**WHAT IS REQUIRED:** Every line below must be reproduced exactly. Copy them all.
BEGIN
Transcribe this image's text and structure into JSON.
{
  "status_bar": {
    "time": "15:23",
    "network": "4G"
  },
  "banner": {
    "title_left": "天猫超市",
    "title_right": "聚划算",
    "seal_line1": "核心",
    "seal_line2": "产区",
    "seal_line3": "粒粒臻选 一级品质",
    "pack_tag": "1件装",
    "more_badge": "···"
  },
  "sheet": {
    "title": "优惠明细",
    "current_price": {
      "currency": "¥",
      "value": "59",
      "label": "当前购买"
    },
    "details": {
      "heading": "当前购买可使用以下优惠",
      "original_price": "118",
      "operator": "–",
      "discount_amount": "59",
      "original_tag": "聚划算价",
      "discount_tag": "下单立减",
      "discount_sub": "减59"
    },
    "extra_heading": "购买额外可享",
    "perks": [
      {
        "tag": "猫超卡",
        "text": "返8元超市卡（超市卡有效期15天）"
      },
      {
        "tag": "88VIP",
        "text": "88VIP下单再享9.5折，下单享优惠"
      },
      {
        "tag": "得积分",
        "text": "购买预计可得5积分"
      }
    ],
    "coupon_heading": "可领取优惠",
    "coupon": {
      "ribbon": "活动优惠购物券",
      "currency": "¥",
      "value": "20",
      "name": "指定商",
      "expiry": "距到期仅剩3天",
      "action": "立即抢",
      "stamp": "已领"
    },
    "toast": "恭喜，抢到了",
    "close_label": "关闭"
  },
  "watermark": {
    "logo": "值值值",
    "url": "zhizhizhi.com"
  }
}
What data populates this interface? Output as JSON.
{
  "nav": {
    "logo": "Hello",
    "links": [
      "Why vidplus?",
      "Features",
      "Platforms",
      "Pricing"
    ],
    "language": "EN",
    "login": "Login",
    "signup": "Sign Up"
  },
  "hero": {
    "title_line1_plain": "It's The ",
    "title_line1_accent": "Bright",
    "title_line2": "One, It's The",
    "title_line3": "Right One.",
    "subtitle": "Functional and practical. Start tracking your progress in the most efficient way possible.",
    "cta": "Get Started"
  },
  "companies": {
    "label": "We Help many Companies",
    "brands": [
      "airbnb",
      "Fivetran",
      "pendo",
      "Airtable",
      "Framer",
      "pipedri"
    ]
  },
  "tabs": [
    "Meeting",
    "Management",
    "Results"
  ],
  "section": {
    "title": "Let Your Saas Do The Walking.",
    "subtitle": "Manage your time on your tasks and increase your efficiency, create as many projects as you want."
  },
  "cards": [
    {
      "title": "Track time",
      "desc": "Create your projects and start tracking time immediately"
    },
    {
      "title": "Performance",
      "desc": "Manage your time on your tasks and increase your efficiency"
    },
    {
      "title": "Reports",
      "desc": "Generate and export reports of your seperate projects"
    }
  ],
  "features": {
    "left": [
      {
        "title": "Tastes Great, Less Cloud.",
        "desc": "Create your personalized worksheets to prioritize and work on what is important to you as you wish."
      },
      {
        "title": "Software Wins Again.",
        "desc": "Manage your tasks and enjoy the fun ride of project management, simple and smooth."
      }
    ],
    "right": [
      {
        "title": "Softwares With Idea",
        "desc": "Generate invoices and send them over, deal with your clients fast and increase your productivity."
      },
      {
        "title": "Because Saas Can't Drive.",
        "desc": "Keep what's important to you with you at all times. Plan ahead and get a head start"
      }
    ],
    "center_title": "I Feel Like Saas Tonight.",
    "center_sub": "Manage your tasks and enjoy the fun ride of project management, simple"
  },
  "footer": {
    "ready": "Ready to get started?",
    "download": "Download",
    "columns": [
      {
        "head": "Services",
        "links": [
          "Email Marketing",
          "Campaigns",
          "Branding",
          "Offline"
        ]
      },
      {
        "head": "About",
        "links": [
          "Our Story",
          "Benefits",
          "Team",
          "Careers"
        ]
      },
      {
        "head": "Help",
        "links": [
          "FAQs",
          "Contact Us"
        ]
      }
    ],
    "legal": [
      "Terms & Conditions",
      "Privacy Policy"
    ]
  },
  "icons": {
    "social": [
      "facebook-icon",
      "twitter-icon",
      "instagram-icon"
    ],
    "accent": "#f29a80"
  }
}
END
**CORRECT OUTPUT:**
Transcribe this image's text and structure into JSON.
{
  "status_bar": {
    "time": "15:23",
    "network": "4G"
  },
  "banner": {
    "title_left": "天猫超市",
    "title_right": "聚划算",
    "seal_line1": "核心",
    "seal_line2": "产区",
    "seal_line3": "粒粒臻选 一级品质",
    "pack_tag": "1件装",
    "more_badge": "···"
  },
  "sheet": {
    "title": "优惠明细",
    "current_price": {
      "currency": "¥",
      "value": "59",
      "label": "当前购买"
    },
    "details": {
      "heading": "当前购买可使用以下优惠",
      "original_price": "118",
      "operator": "–",
      "discount_amount": "59",
      "original_tag": "聚划算价",
      "discount_tag": "下单立减",
      "discount_sub": "减59"
    },
    "extra_heading": "购买额外可享",
    "perks": [
      {
        "tag": "猫超卡",
        "text": "返8元超市卡（超市卡有效期15天）"
      },
      {
        "tag": "88VIP",
        "text": "88VIP下单再享9.5折，下单享优惠"
      },
      {
        "tag": "得积分",
        "text": "购买预计可得5积分"
      }
    ],
    "coupon_heading": "可领取优惠",
    "coupon": {
      "ribbon": "活动优惠购物券",
      "currency": "¥",
      "value": "20",
      "name": "指定商",
      "expiry": "距到期仅剩3天",
      "action": "立即抢",
      "stamp": "已领"
    },
    "toast": "恭喜，抢到了",
    "close_label": "关闭"
  },
  "watermark": {
    "logo": "值值值",
    "url": "zhizhizhi.com"
  }
}
What data populates this interface? Output as JSON.
{
  "nav": {
    "logo": "Hello",
    "links": [
      "Why vidplus?",
      "Features",
      "Platforms",
      "Pricing"
    ],
    "language": "EN",
    "login": "Login",
    "signup": "Sign Up"
  },
  "hero": {
    "title_line1_plain": "It's The ",
    "title_line1_accent": "Bright",
    "title_line2": "One, It's The",
    "title_line3": "Right One.",
    "subtitle": "Functional and practical. Start tracking your progress in the most efficient way possible.",
    "cta": "Get Started"
  },
  "companies": {
    "label": "We Help many Companies",
    "brands": [
      "airbnb",
      "Fivetran",
      "pendo",
      "Airtable",
      "Framer",
      "pipedri"
    ]
  },
  "tabs": [
    "Meeting",
    "Management",
    "Results"
  ],
  "section": {
    "title": "Let Your Saas Do The Walking.",
    "subtitle": "Manage your time on your tasks and increase your efficiency, create as many projects as you want."
  },
  "cards": [
    {
      "title": "Track time",
      "desc": "Create your projects and start tracking time immediately"
    },
    {
      "title": "Performance",
      "desc": "Manage your time on your tasks and increase your efficiency"
    },
    {
      "title": "Reports",
      "desc": "Generate and export reports of your seperate projects"
    }
  ],
  "features": {
    "left": [
      {
        "title": "Tastes Great, Less Cloud.",
        "desc": "Create your personalized worksheets to prioritize and work on what is important to you as you wish."
      },
      {
        "title": "Software Wins Again.",
        "desc": "Manage your tasks and enjoy the fun ride of project management, simple and smooth."
      }
    ],
    "right": [
      {
        "title": "Softwares With Idea",
        "desc": "Generate invoices and send them over, deal with your clients fast and increase your productivity."
      },
      {
        "title": "Because Saas Can't Drive.",
        "desc": "Keep what's important to you with you at all times. Plan ahead and get a head start"
      }
    ],
    "center_title": "I Feel Like Saas Tonight.",
    "center_sub": "Manage your tasks and enjoy the fun ride of project management, simple"
  },
  "footer": {
    "ready": "Ready to get started?",
    "download": "Download",
    "columns": [
      {
        "head": "Services",
        "links": [
          "Email Marketing",
          "Campaigns",
          "Branding",
          "Offline"
        ]
      },
      {
        "head": "About",
        "links": [
          "Our Story",
          "Benefits",
          "Team",
          "Careers"
        ]
      },
      {
        "head": "Help",
        "links": [
          "FAQs",
          "Contact Us"
        ]
      }
    ],
    "legal": [
      "Terms & Conditions",
      "Privacy Policy"
    ]
  },
  "icons": {
    "social": [
      "facebook-icon",
      "twitter-icon",
      "instagram-icon"
    ],
    "accent": "#f29a80"
  }
}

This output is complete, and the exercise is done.